• _Passage shown_:
-=-=-

Almost a year after Tyler “Ninja” Blevins took a lucrative $30 million deal to join Microsoft’s Mixer, the tech giant has decided to close the doors on the game-streaming service permanently. With Ninja free to go wherever he pleases, Facebook, YouTube, and Twitch are bracing for a shift in the game streaming service industry. With Mixer out of the picture, it is worth taking a look at where each streaming platform stands, in terms of popularity and potential growth, and where they could be headed.
Will Mixer’s demise boost Facebook Gaming past the competition?
There is no doubt that Facebook Gaming becomes the dark horse in the now three-horse streaming race. The social media company has stated that Facebook Gaming has over 700 million users interacting with the service at least once a month. Additionally, the site’s live user-created content has seen a 210% increase in watch hours, by the end of 2019. As a result, Facebook has lured Jeremy “DisguisedToast” Wang and Super Smash Bros. legend Gonzalo “ZeRo” Barrios from Twitch to ensure that growth continues.

-=-=-

• _Source material_:
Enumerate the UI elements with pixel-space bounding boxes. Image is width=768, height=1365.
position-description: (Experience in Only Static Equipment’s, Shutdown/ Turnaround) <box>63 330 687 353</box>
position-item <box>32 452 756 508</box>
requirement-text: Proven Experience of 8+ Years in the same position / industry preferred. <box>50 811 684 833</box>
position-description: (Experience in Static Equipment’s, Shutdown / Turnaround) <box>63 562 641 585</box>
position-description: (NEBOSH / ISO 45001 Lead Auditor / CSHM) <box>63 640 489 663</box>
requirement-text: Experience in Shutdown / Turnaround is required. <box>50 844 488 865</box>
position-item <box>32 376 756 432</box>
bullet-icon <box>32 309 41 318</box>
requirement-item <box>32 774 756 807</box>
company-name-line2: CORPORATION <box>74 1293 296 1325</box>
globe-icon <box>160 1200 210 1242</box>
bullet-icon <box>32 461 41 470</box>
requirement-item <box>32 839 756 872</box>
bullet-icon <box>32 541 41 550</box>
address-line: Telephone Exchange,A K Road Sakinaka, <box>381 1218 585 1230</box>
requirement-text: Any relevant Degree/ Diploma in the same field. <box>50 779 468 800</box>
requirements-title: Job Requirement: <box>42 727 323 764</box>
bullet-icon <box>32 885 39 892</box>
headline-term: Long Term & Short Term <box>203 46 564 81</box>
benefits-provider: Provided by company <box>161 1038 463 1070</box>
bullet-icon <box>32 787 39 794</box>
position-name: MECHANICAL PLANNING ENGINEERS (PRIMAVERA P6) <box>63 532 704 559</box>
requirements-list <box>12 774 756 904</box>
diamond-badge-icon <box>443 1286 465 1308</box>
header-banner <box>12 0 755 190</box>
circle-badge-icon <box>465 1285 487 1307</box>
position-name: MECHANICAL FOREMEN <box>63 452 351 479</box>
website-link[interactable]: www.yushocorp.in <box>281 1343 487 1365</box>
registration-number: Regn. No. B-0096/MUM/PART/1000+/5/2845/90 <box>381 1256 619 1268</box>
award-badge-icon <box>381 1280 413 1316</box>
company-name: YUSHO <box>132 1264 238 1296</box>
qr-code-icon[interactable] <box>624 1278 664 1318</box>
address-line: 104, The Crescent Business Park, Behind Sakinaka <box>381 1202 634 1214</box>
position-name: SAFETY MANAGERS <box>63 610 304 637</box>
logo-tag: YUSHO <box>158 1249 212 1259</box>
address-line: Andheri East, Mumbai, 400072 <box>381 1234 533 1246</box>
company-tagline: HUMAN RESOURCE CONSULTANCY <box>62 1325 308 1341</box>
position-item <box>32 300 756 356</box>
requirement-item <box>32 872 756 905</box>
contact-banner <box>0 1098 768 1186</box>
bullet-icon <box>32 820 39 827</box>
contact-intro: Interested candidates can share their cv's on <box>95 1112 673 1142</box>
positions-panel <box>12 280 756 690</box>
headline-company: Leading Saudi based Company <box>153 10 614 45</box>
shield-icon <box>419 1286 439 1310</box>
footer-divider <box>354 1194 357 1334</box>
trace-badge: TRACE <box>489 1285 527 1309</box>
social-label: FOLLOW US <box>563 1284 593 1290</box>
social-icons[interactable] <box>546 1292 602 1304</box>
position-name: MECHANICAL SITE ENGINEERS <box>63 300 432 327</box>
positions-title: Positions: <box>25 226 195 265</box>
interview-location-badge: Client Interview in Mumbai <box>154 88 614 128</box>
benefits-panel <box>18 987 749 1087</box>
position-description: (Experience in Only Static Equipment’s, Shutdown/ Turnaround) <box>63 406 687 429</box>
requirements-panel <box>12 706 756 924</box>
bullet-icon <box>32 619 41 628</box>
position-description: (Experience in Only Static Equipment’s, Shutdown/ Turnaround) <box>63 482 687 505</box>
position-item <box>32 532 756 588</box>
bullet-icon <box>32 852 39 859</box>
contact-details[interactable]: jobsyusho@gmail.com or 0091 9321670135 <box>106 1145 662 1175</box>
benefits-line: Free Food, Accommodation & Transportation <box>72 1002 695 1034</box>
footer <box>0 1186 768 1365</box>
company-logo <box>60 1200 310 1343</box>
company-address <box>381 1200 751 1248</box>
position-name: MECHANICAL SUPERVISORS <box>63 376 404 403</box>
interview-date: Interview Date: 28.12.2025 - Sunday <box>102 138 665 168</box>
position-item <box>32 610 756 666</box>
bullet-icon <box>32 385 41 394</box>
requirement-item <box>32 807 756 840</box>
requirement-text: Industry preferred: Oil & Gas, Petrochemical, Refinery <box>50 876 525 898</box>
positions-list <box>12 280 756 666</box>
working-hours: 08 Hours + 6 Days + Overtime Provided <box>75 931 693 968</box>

-=-=-

• _Work request 1_:
Answer from the passage on Mixer's shutdown:
(a) How much was the deal Tyler "Ninja" Blevins took to join Mixer?
(b) How many users does Facebook say interact with Facebook Gaming at least once a month?
(c) Which two people did Facebook lure from Twitch?
• _Work request 2_:
Print the stretch of the passage on Mixer's shutdown from "Will Mixer’s demise" through "that growth continues.".

• _Response box 1_:
(a) $30 million
(b) Over 700 million
(c) Jeremy "DisguisedToast" Wang and Gonzalo "ZeRo" Barrios

• _Response box 2_:
Will Mixer’s demise boost Facebook Gaming past the competition?
There is no doubt that Facebook Gaming becomes the dark horse in the now three-horse streaming race. The social media company has stated that Facebook Gaming has over 700 million users interacting with the service at least once a month. Additionally, the site’s live user-created content has seen a 210% increase in watch hours, by the end of 2019. As a result, Facebook has lured Jeremy “DisguisedToast” Wang and Super Smash Bros. legend Gonzalo “ZeRo” Barrios from Twitch to ensure that growth continues.